### Aim of the exercise
Can you pull out each line of the data below that includes the word "this"?

--- BEGIN Available records ---

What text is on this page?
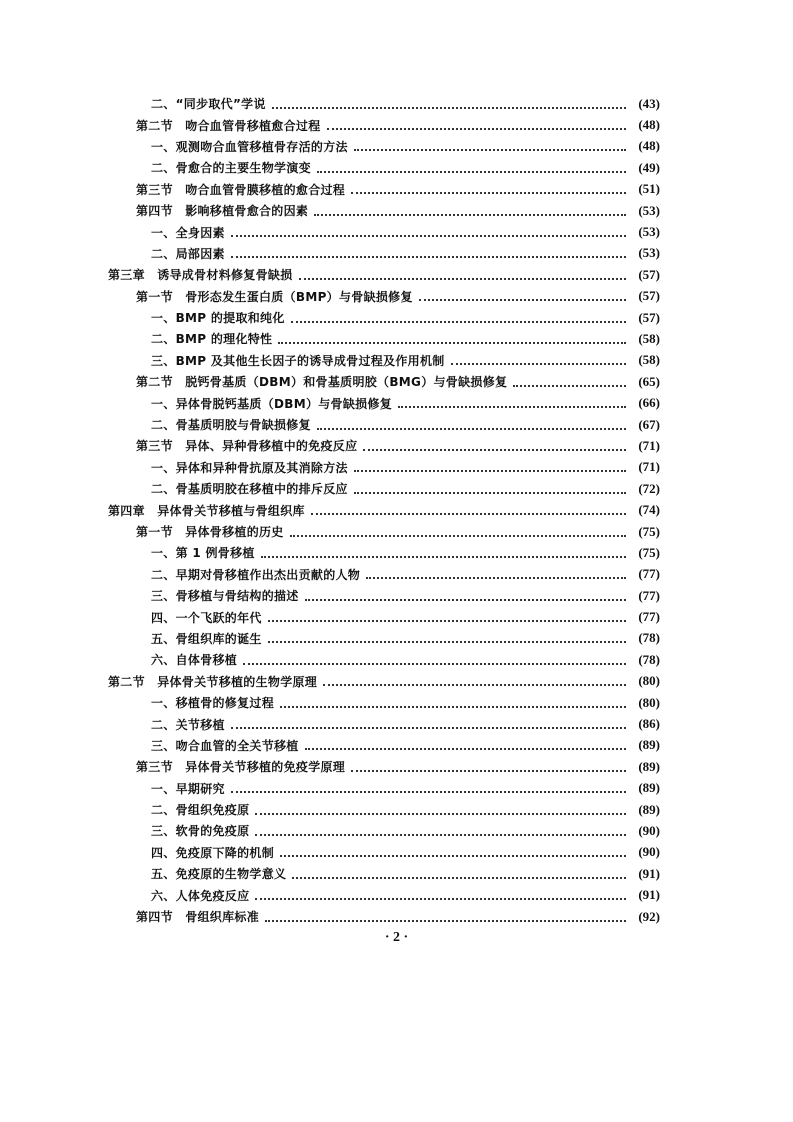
二、“同步取代”学说	(43)
第二节　吻合血管骨移植愈合过程	(48)
一、观测吻合血管移植骨存活的方法	(48)
二、骨愈合的主要生物学演变	(49)
第三节　吻合血管骨膜移植的愈合过程	(51)
第四节　影响移植骨愈合的因素	(53)
一、全身因素	(53)
二、局部因素	(53)
第三章　诱导成骨材料修复骨缺损	(57)
第一节　骨形态发生蛋白质（BMP）与骨缺损修复	(57)
一、BMP 的提取和纯化	(57)
二、BMP 的理化特性	(58)
三、BMP 及其他生长因子的诱导成骨过程及作用机制	(58)
第二节　脱钙骨基质（DBM）和骨基质明胶（BMG）与骨缺损修复	(65)
一、异体骨脱钙基质（DBM）与骨缺损修复	(66)
二、骨基质明胶与骨缺损修复	(67)
第三节　异体、异种骨移植中的免疫反应	(71)
一、异体和异种骨抗原及其消除方法	(71)
二、骨基质明胶在移植中的排斥反应	(72)
第四章　异体骨关节移植与骨组织库	(74)
第一节　异体骨移植的历史	(75)
一、第 1 例骨移植	(75)
二、早期对骨移植作出杰出贡献的人物	(77)
三、骨移植与骨结构的描述	(77)
四、一个飞跃的年代	(77)
五、骨组织库的诞生	(78)
六、自体骨移植	(78)
第二节　异体骨关节移植的生物学原理	(80)
一、移植骨的修复过程	(80)
二、关节移植	(86)
三、吻合血管的全关节移植	(89)
第三节　异体骨关节移植的免疫学原理	(89)
一、早期研究	(89)
二、骨组织免疫原	(89)
三、软骨的免疫原	(90)
四、免疫原下降的机制	(90)
五、免疫原的生物学意义	(91)
六、人体免疫反应	(91)
第四节　骨组织库标准	(92)
· 2 ·
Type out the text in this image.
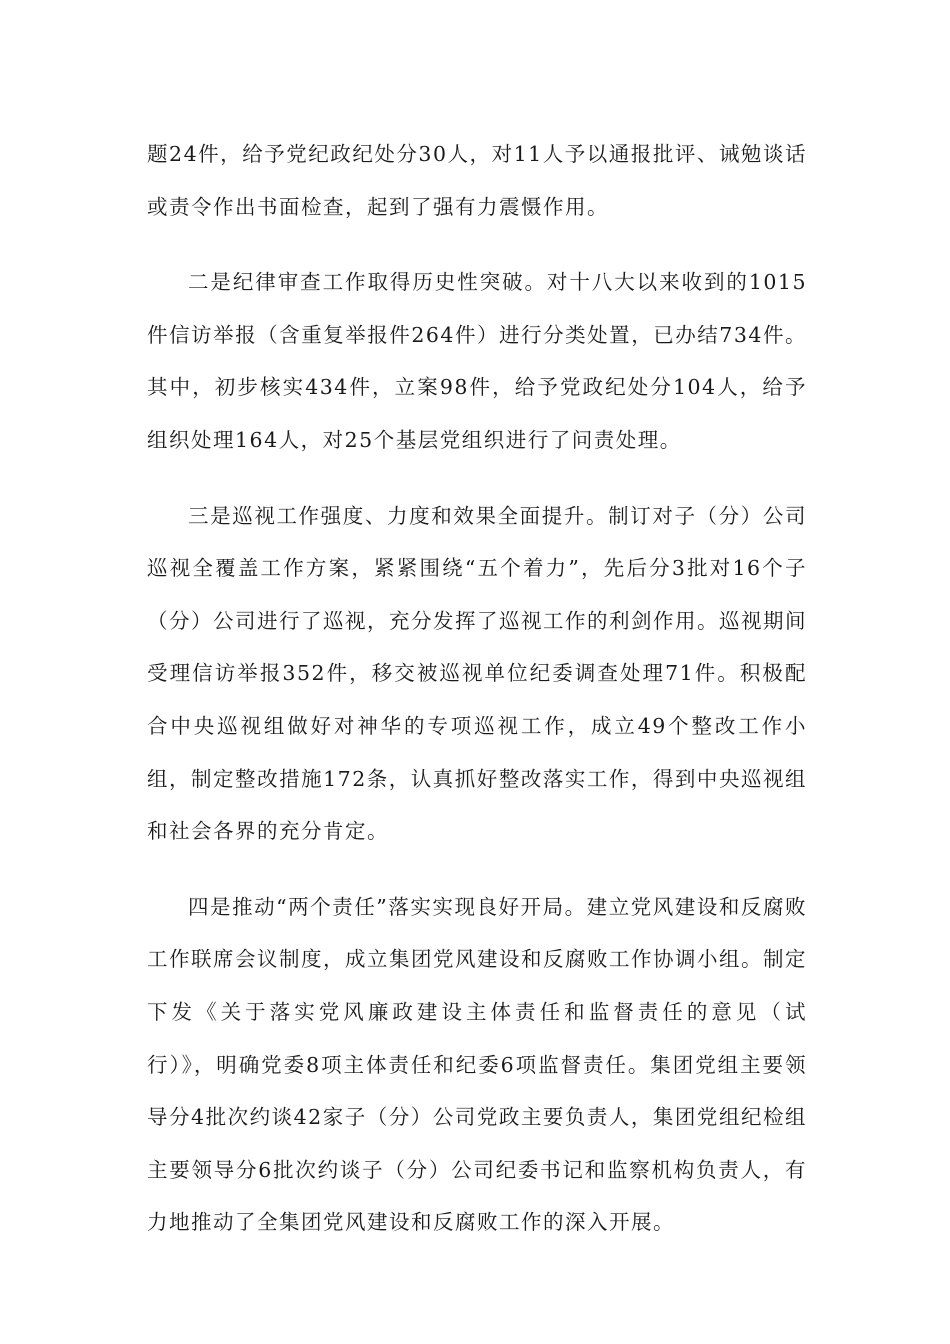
题24件，给予党纪政纪处分30人，对11人予以通报批评、诫勉谈话或责令作出书面检查，起到了强有力震慑作用。

二是纪律审查工作取得历史性突破。对十八大以来收到的1015件信访举报（含重复举报件264件）进行分类处置，已办结734件。其中，初步核实434件，立案98件，给予党政纪处分104人，给予组织处理164人，对25个基层党组织进行了问责处理。

三是巡视工作强度、力度和效果全面提升。制订对子（分）公司巡视全覆盖工作方案，紧紧围绕“五个着力”，先后分3批对16个子（分）公司进行了巡视，充分发挥了巡视工作的利剑作用。巡视期间受理信访举报352件，移交被巡视单位纪委调查处理71件。积极配合中央巡视组做好对神华的专项巡视工作，成立49个整改工作小组，制定整改措施172条，认真抓好整改落实工作，得到中央巡视组和社会各界的充分肯定。

四是推动“两个责任”落实实现良好开局。建立党风建设和反腐败工作联席会议制度，成立集团党风建设和反腐败工作协调小组。制定下发《关于落实党风廉政建设主体责任和监督责任的意见（试行）》，明确党委8项主体责任和纪委6项监督责任。集团党组主要领导分4批次约谈42家子（分）公司党政主要负责人，集团党组纪检组主要领导分6批次约谈子（分）公司纪委书记和监察机构负责人，有力地推动了全集团党风建设和反腐败工作的深入开展。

--- END Available records ---

### Complete response
What text is on this page?
Type out the text in this image.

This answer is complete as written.